#### RECORD EXCERPTS ####
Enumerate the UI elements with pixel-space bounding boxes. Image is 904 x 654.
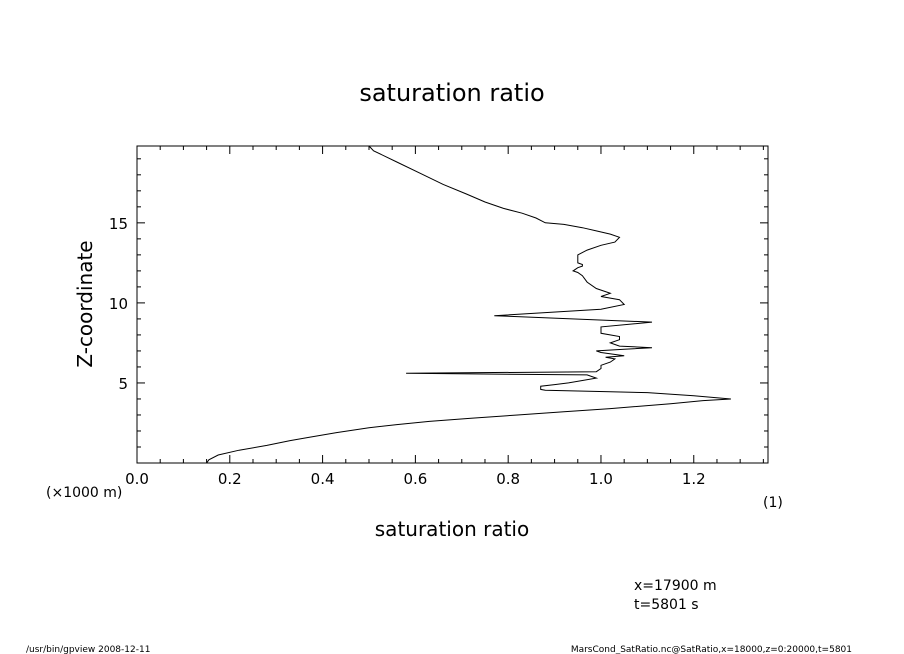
x-tick-label: 0.8 — [496, 470, 520, 488]
x-tick-label: 0.2 — [218, 470, 242, 488]
y-axis-label: Z-coordinate — [73, 240, 97, 367]
x-tick-label: 0.0 — [125, 470, 149, 488]
y-tick-label: 15 — [109, 215, 128, 233]
y-tick-label: 10 — [109, 295, 128, 313]
x-position-annotation: x=17900 m — [634, 578, 717, 594]
x-tick-label: 1.0 — [589, 470, 613, 488]
x-tick-label: 1.2 — [682, 470, 706, 488]
y-unit-label: (×1000 m) — [46, 485, 122, 501]
y-tick-label: 5 — [118, 375, 128, 393]
x-axis-tick-labels: 0.0 0.2 0.4 0.6 0.8 1.0 1.2 — [125, 470, 706, 488]
x-axis-label: saturation ratio — [375, 517, 529, 541]
series-line — [206, 145, 731, 464]
footer-right: MarsCond_SatRatio.nc@SatRatio,x=18000,z=… — [571, 645, 852, 654]
plot-frame — [136, 145, 769, 464]
x-axis-ticks — [159, 146, 764, 463]
time-annotation: t=5801 s — [634, 597, 699, 613]
y-axis-ticks — [137, 158, 768, 448]
x-tick-label: 0.6 — [403, 470, 427, 488]
chart-title: saturation ratio — [359, 79, 544, 107]
x-tick-label: 0.4 — [311, 470, 335, 488]
y-axis-tick-labels: 5 10 15 — [109, 215, 128, 393]
x-unit-label: (1) — [763, 495, 783, 511]
footer-left: /usr/bin/gpview 2008-12-11 — [26, 645, 150, 654]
####
= GOAL =
Pull out every line of the listing above that contains the string "ticks", matching case.

= THE REPLY =
x-axis-ticks — [159, 146, 764, 463]
y-axis-ticks — [137, 158, 768, 448]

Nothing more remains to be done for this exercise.